Aim of the exercise: Give the number of lines in the data that hold the word "Раздела", and nothing else.

==== Provided records ====

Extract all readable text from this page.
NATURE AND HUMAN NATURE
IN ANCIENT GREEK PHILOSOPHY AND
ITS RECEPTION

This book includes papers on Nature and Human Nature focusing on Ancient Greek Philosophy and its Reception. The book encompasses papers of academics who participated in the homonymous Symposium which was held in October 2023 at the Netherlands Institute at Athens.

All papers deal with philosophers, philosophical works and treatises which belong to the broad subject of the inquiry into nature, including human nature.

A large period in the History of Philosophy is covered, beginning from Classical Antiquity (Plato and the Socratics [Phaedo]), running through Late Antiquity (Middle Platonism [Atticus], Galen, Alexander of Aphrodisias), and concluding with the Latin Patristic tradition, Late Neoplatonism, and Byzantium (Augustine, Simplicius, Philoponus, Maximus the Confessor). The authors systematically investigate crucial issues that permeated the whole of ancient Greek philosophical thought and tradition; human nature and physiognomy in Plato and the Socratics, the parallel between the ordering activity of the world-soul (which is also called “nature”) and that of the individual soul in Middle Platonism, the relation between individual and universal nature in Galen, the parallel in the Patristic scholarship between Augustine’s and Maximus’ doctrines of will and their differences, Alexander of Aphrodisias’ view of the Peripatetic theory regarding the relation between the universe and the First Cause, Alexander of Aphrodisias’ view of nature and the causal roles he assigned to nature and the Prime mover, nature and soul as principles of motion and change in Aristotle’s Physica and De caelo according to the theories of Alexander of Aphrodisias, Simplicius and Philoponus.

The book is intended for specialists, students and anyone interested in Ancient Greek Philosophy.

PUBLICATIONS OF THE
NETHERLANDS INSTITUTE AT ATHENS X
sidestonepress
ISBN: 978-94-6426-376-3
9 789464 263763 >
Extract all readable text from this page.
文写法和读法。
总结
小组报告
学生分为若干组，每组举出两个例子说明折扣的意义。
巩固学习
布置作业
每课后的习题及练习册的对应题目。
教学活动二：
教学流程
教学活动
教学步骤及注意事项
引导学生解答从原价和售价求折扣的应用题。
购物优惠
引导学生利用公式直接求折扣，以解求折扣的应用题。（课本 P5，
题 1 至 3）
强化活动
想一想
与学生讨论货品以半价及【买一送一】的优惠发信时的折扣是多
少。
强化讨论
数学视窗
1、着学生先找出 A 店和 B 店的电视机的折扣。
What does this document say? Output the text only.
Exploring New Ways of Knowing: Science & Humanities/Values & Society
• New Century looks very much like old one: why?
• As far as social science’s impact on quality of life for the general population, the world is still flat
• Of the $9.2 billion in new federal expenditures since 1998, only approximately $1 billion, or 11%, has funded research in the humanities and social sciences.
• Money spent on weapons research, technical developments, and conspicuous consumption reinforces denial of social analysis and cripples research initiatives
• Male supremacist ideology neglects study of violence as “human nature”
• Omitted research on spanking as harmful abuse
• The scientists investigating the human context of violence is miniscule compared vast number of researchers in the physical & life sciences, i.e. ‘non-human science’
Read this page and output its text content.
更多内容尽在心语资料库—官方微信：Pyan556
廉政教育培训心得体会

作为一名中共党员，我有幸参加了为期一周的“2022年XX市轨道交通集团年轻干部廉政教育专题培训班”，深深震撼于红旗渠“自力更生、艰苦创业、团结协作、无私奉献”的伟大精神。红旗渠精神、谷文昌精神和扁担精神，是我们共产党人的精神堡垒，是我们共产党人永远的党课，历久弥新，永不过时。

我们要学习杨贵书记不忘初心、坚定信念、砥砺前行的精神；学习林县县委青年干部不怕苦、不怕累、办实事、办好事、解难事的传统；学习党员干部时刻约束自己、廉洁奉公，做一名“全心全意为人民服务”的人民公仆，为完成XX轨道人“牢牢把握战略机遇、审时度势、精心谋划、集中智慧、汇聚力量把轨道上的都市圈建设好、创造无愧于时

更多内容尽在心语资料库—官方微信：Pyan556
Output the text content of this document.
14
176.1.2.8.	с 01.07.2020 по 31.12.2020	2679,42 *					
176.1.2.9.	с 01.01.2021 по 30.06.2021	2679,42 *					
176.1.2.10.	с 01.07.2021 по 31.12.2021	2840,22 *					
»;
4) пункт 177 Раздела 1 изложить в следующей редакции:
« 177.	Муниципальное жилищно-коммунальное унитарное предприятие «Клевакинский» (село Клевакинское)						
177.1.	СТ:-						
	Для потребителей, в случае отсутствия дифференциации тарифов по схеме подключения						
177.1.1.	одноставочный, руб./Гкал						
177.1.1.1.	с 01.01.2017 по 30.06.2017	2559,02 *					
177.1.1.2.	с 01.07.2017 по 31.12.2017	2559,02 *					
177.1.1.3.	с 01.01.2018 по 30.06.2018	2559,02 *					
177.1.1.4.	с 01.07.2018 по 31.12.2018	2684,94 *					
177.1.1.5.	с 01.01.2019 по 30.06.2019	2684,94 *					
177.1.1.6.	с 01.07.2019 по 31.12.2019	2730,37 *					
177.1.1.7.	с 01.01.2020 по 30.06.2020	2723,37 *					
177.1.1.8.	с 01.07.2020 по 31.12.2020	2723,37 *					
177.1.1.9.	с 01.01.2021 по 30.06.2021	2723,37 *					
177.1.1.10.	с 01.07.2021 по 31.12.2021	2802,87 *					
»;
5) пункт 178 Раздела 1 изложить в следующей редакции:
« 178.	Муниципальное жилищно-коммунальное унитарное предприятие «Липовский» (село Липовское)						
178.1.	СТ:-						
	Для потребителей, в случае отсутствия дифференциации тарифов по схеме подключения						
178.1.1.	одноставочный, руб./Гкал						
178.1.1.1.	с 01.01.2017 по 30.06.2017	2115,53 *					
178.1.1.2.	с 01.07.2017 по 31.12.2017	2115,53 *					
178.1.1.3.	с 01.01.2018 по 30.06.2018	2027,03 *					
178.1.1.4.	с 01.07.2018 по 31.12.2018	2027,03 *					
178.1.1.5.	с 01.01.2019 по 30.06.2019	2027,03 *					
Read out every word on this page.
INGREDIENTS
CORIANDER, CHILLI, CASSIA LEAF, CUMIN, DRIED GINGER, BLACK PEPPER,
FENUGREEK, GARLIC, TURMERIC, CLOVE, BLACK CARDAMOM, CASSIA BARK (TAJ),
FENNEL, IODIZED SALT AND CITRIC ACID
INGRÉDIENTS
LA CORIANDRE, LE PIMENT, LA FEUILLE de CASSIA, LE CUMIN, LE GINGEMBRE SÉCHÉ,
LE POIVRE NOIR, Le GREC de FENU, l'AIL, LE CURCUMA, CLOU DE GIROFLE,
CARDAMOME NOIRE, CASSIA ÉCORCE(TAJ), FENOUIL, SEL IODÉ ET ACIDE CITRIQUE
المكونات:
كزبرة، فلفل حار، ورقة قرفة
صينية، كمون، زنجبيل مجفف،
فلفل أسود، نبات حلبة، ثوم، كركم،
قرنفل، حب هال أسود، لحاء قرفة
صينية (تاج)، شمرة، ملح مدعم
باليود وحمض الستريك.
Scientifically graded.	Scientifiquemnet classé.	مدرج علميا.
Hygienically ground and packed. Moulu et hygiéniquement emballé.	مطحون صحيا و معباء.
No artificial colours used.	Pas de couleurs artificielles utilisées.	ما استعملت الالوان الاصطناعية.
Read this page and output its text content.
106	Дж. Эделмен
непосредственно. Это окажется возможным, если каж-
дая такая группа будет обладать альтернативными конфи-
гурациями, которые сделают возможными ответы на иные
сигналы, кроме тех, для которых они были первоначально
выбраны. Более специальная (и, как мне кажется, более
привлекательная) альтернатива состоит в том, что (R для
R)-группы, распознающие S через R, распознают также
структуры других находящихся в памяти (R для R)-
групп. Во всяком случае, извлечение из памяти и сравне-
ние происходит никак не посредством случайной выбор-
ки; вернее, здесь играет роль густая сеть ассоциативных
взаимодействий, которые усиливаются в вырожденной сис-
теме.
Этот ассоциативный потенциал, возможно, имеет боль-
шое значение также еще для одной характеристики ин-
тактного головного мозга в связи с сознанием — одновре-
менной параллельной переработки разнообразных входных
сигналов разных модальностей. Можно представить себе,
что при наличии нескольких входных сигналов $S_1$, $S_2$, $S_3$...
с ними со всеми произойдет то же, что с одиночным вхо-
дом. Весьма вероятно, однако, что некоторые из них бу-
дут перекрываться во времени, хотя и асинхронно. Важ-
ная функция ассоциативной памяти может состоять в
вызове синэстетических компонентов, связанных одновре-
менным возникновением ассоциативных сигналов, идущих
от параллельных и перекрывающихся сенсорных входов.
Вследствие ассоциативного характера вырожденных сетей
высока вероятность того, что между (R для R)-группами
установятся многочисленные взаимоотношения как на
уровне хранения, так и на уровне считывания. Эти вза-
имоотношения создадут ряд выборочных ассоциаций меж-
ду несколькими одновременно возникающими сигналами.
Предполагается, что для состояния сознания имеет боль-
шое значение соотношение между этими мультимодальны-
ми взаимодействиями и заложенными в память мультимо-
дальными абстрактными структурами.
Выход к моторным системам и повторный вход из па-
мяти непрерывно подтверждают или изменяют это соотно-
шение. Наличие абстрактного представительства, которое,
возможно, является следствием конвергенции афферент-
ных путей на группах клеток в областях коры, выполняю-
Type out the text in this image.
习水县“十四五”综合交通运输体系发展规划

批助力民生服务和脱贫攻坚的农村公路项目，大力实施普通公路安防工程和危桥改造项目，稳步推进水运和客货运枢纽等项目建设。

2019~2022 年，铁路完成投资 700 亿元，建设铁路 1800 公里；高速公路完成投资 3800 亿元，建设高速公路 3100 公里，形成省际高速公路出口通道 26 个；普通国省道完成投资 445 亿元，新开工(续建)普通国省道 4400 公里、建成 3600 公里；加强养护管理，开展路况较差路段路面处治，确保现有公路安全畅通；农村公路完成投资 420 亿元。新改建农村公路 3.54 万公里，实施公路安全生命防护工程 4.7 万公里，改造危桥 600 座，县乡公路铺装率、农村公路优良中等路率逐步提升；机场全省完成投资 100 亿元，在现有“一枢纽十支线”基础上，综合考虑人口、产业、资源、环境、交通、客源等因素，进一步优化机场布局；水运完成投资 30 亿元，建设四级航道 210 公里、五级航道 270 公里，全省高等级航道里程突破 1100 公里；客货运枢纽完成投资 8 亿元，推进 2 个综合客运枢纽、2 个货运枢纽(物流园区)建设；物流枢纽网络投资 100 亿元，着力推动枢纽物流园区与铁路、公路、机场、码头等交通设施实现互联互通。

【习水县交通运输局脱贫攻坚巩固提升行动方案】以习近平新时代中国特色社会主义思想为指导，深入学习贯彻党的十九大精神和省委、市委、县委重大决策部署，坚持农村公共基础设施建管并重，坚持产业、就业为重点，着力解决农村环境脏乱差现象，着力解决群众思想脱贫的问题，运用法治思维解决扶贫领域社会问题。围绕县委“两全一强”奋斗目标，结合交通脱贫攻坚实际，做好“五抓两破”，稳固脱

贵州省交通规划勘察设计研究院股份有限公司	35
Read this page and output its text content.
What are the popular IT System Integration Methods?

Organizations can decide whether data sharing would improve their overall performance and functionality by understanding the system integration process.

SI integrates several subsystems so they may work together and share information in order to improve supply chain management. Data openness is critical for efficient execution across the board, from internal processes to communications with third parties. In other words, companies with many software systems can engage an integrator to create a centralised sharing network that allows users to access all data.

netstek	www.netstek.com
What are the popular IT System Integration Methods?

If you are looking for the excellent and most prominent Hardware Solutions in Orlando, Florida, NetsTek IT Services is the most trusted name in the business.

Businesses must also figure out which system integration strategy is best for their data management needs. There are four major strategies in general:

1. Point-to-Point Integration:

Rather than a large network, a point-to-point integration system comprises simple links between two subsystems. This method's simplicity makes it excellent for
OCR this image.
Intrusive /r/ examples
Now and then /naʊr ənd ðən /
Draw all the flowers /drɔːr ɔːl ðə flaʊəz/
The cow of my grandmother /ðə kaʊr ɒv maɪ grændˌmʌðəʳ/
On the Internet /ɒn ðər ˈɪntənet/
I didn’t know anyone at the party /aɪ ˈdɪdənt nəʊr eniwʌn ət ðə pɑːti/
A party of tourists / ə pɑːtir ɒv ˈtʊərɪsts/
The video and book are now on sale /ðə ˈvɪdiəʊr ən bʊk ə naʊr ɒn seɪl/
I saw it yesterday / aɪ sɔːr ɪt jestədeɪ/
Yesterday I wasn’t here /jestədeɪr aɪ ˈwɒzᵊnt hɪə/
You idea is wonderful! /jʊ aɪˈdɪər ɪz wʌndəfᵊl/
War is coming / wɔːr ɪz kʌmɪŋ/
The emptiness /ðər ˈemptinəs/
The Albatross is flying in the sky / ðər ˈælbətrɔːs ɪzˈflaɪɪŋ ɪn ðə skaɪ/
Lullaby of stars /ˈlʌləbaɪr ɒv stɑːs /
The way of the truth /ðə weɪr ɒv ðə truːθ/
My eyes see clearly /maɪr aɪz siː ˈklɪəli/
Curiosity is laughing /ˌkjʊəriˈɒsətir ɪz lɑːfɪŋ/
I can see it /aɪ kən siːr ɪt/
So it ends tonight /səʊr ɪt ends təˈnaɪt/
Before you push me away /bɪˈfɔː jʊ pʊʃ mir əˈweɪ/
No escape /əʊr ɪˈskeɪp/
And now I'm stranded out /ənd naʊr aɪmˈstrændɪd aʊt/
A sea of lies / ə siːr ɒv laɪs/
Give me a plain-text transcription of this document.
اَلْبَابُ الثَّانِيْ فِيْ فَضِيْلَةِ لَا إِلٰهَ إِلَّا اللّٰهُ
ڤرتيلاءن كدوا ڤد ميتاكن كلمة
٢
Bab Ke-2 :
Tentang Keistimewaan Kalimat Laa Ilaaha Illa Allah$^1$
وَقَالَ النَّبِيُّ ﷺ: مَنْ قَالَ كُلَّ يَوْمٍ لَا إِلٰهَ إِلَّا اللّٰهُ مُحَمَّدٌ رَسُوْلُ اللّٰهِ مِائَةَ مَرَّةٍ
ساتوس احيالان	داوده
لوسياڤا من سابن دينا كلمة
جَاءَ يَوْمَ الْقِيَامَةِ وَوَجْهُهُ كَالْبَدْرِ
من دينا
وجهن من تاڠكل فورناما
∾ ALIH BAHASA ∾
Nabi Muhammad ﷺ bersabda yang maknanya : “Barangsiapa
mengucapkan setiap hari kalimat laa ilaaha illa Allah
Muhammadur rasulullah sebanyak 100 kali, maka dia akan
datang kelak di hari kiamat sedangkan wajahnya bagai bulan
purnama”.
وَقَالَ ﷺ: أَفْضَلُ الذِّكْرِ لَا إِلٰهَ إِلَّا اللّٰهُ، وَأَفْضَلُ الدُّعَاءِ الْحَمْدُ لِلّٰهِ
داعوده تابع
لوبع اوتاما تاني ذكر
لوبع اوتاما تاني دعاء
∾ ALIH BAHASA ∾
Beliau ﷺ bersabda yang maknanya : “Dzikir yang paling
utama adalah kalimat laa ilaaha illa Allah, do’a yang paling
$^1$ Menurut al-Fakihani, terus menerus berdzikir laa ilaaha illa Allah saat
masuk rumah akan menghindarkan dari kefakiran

====

Task result: 2